• BRIEF: Check every line below for the word "ANALYSIS" and show those that hold it.
====
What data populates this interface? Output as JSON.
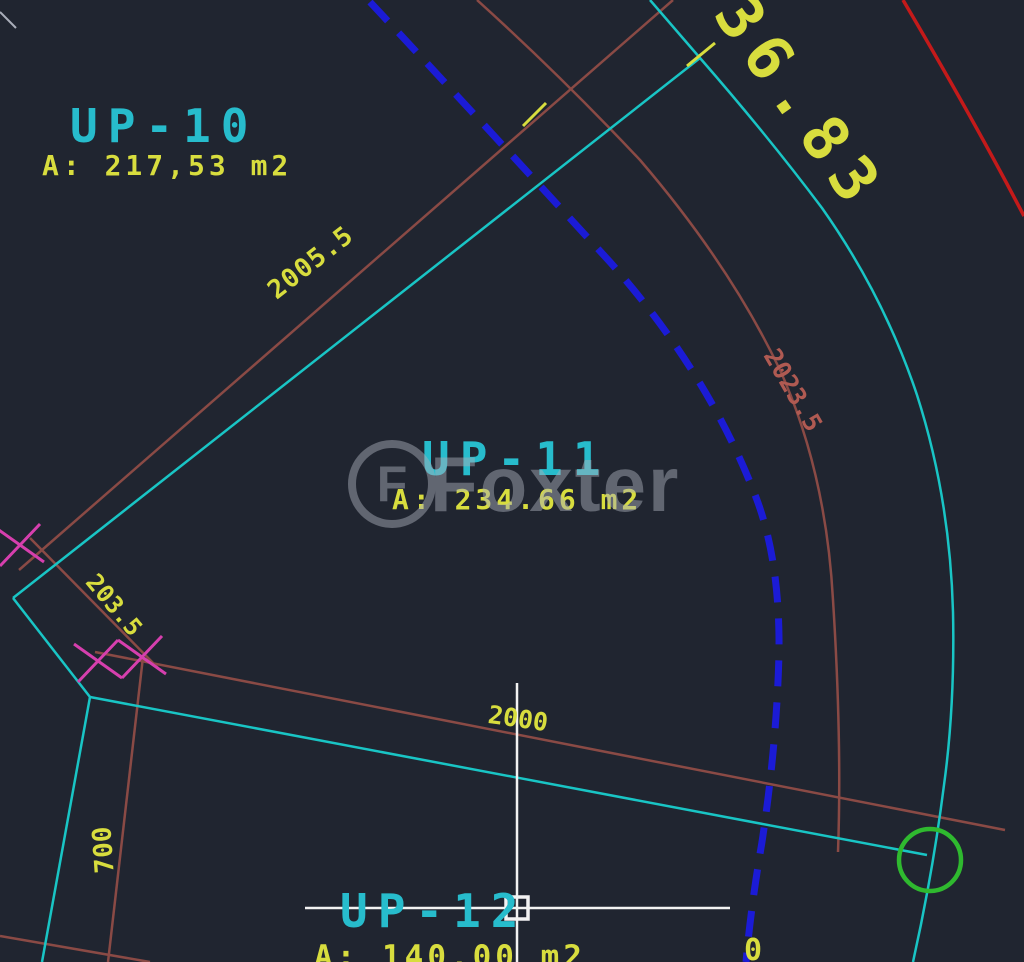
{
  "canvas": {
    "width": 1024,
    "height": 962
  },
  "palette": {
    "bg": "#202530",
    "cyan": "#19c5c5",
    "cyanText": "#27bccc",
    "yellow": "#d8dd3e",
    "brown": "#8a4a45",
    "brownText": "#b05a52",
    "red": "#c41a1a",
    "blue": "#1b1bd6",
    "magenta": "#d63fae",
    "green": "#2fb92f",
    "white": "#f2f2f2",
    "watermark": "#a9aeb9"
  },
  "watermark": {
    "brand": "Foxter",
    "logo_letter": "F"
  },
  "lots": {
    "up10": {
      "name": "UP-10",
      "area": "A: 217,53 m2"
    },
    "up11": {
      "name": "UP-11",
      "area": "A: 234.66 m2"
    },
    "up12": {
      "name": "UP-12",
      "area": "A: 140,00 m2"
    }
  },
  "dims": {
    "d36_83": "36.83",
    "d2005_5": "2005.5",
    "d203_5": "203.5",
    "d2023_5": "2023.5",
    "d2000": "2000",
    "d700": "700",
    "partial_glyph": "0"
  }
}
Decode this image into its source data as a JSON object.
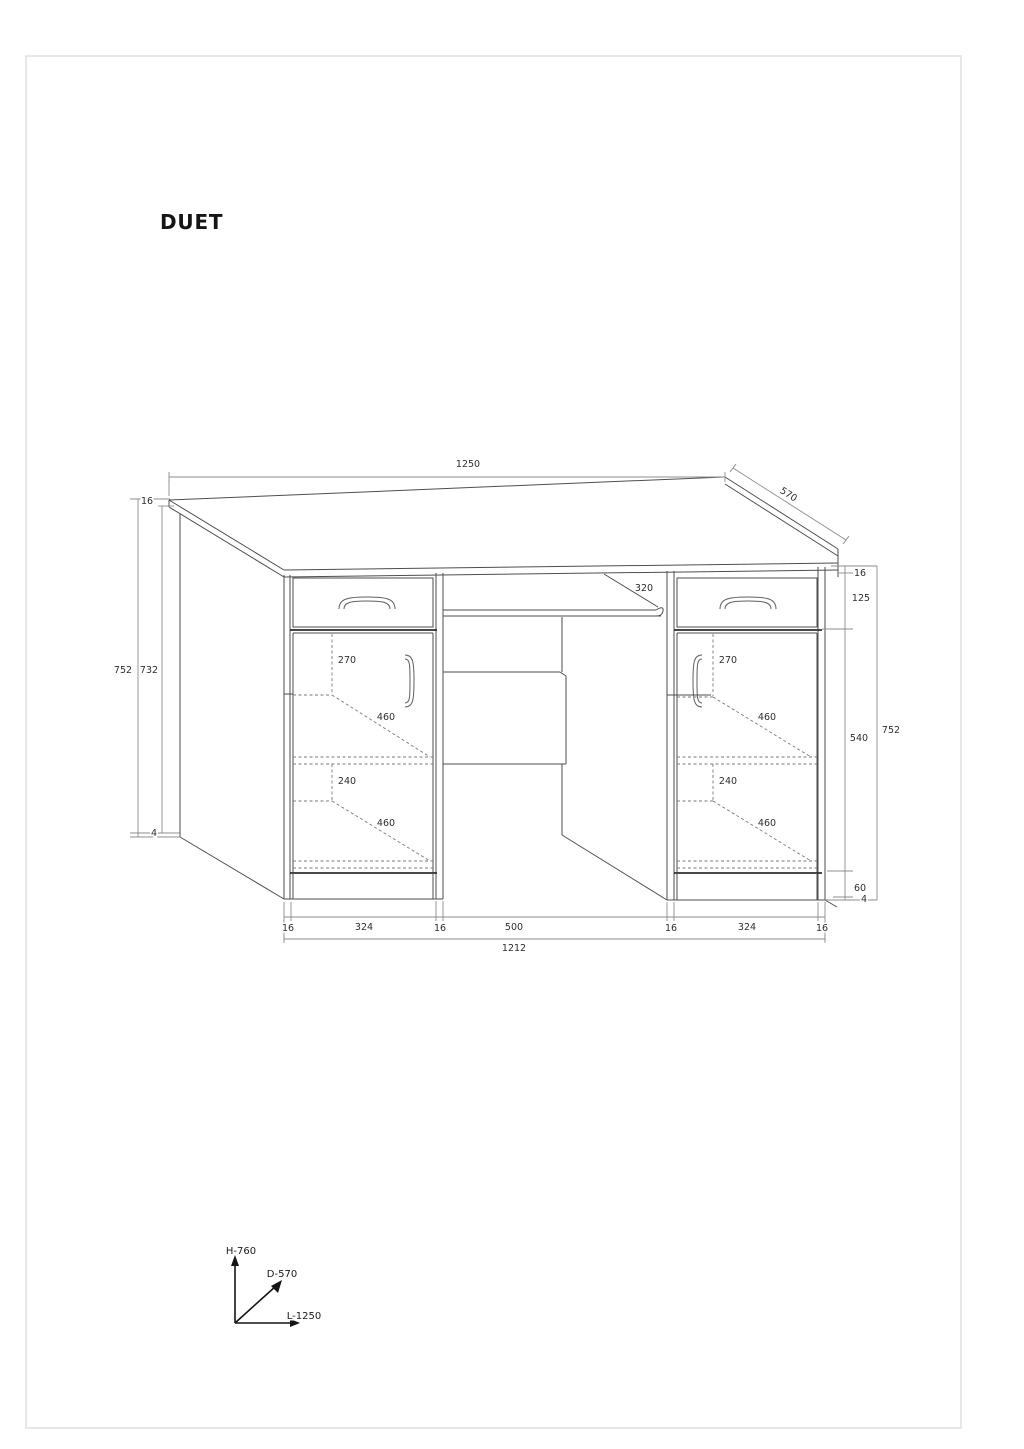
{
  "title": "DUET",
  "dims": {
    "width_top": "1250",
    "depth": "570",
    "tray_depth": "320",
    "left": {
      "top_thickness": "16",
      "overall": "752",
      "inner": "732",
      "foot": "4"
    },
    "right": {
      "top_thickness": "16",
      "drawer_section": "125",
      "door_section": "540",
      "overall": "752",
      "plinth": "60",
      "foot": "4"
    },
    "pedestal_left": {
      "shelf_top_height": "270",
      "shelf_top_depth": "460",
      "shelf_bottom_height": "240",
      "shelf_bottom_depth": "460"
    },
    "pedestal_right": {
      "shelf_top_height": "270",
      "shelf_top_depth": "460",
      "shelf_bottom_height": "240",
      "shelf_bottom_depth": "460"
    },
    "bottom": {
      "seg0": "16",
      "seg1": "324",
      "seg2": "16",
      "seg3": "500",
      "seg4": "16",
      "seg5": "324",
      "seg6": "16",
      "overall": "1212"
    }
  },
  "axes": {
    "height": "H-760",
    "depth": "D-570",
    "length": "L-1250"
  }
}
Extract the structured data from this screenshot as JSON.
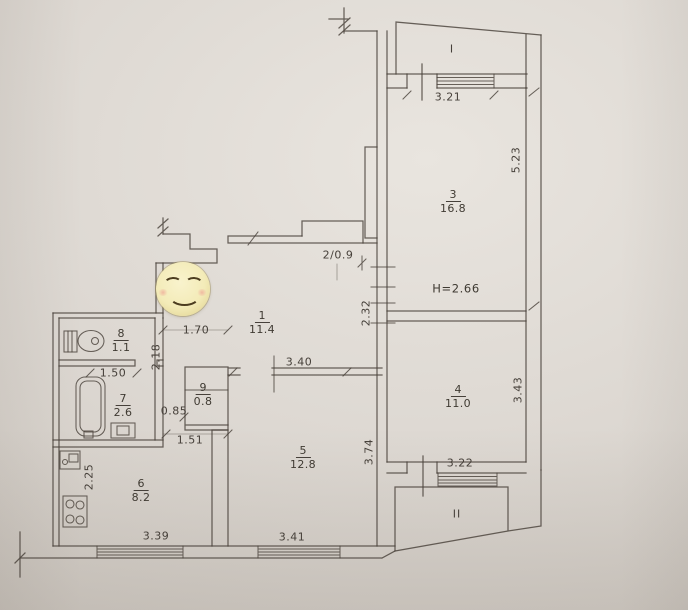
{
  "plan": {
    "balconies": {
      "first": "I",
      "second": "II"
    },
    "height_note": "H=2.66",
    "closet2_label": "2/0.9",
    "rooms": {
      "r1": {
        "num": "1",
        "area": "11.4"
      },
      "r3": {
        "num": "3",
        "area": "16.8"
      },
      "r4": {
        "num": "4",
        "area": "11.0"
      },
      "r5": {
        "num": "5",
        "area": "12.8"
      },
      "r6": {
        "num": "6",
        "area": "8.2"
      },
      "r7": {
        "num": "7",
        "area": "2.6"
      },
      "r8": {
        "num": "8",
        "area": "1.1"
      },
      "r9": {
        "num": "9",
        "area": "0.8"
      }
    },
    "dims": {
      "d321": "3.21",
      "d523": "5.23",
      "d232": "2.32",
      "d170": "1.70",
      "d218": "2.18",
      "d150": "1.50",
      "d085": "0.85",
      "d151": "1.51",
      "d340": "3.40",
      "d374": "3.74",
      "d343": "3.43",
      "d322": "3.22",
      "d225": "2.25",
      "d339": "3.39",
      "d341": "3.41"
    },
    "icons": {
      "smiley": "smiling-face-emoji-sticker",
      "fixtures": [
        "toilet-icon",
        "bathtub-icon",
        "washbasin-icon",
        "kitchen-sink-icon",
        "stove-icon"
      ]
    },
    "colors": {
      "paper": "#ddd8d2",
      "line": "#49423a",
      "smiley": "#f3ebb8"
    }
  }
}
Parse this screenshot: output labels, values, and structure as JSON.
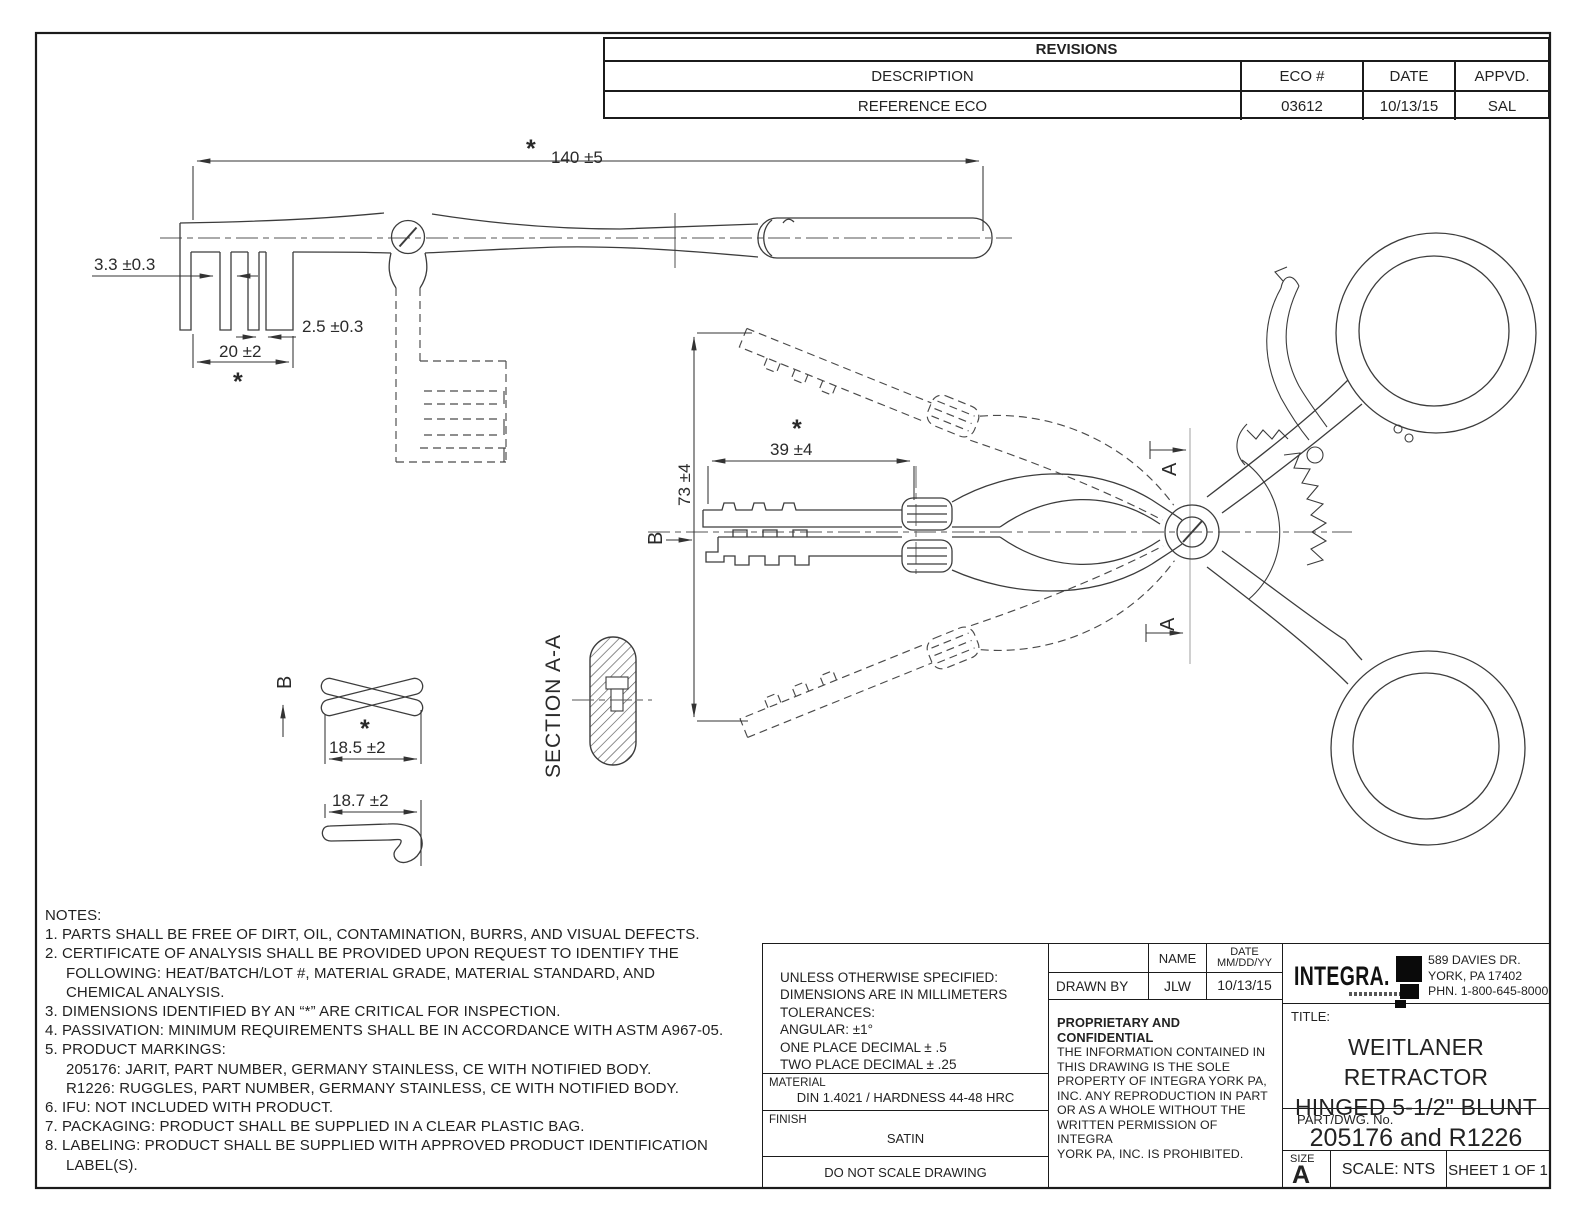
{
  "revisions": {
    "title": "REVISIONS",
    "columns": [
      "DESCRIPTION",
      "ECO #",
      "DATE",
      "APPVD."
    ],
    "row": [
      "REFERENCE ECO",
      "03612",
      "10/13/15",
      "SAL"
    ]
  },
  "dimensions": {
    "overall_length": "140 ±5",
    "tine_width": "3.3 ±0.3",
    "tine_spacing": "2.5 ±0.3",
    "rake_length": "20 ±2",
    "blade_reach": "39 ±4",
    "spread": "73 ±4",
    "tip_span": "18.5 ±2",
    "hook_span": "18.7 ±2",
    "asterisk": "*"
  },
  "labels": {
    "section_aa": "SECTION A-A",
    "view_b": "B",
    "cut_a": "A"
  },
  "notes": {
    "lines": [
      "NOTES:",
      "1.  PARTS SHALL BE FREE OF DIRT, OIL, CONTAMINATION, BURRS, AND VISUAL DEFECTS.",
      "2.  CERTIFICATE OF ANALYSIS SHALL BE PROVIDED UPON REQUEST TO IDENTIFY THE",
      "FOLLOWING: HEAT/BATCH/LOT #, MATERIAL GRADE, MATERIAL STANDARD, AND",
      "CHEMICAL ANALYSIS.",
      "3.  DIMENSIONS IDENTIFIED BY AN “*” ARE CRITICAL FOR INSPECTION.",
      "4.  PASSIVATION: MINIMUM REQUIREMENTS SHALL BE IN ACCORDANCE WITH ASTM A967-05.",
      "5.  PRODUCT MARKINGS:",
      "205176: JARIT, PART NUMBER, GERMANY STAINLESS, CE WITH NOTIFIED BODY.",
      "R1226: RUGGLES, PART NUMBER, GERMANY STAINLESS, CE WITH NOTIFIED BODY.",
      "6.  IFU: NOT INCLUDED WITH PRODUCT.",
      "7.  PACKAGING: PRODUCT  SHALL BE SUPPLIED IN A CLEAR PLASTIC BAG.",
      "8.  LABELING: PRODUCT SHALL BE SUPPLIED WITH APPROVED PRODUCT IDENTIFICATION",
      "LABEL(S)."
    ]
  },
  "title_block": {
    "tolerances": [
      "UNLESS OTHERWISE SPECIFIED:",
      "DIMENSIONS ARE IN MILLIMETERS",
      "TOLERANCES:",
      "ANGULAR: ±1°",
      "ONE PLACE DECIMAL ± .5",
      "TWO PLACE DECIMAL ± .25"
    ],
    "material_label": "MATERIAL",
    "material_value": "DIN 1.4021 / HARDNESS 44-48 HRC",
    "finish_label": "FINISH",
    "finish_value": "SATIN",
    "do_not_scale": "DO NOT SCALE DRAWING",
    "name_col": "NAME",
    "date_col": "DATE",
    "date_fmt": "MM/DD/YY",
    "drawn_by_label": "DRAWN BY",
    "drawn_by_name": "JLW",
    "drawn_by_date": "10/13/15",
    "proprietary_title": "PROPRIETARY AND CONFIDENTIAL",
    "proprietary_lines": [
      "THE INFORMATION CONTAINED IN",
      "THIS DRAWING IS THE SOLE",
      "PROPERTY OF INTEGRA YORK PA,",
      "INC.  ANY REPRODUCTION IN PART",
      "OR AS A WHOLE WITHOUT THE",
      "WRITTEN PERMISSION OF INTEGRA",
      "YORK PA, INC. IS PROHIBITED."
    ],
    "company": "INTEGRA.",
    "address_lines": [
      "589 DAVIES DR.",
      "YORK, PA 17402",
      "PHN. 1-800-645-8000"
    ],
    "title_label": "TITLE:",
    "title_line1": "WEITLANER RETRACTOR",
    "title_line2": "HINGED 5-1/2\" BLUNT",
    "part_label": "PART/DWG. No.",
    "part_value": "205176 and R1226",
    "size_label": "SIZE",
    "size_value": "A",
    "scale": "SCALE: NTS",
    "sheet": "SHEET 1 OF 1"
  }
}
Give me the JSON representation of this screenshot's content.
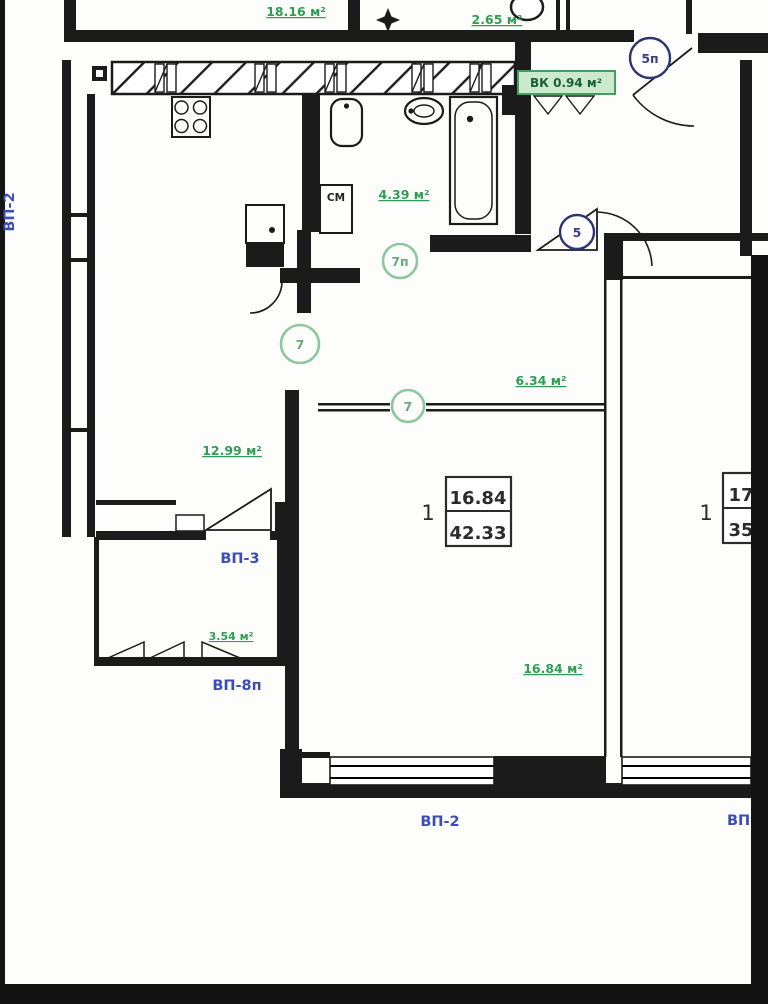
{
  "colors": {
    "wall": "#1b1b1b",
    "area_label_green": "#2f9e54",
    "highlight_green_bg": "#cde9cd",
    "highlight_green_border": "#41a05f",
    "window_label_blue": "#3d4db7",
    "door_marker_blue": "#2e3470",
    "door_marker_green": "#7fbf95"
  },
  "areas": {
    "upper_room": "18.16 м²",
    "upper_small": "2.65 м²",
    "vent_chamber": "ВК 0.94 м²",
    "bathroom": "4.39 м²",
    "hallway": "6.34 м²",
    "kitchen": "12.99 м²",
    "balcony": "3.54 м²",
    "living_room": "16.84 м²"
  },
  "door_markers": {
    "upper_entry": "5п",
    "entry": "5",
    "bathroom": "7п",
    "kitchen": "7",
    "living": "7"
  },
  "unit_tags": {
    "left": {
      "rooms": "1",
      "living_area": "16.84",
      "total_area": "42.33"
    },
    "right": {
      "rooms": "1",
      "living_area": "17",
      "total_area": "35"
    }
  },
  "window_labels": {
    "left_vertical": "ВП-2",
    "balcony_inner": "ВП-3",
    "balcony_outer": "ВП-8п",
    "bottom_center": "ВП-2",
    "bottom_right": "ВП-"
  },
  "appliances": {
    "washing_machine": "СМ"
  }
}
====
• ANSWER FOR THE TASK:
      "2.  CERTIFICATE OF ANALYSIS SHALL BE PROVIDED UPON REQUEST TO IDENTIFY THE",
      "CHEMICAL ANALYSIS.",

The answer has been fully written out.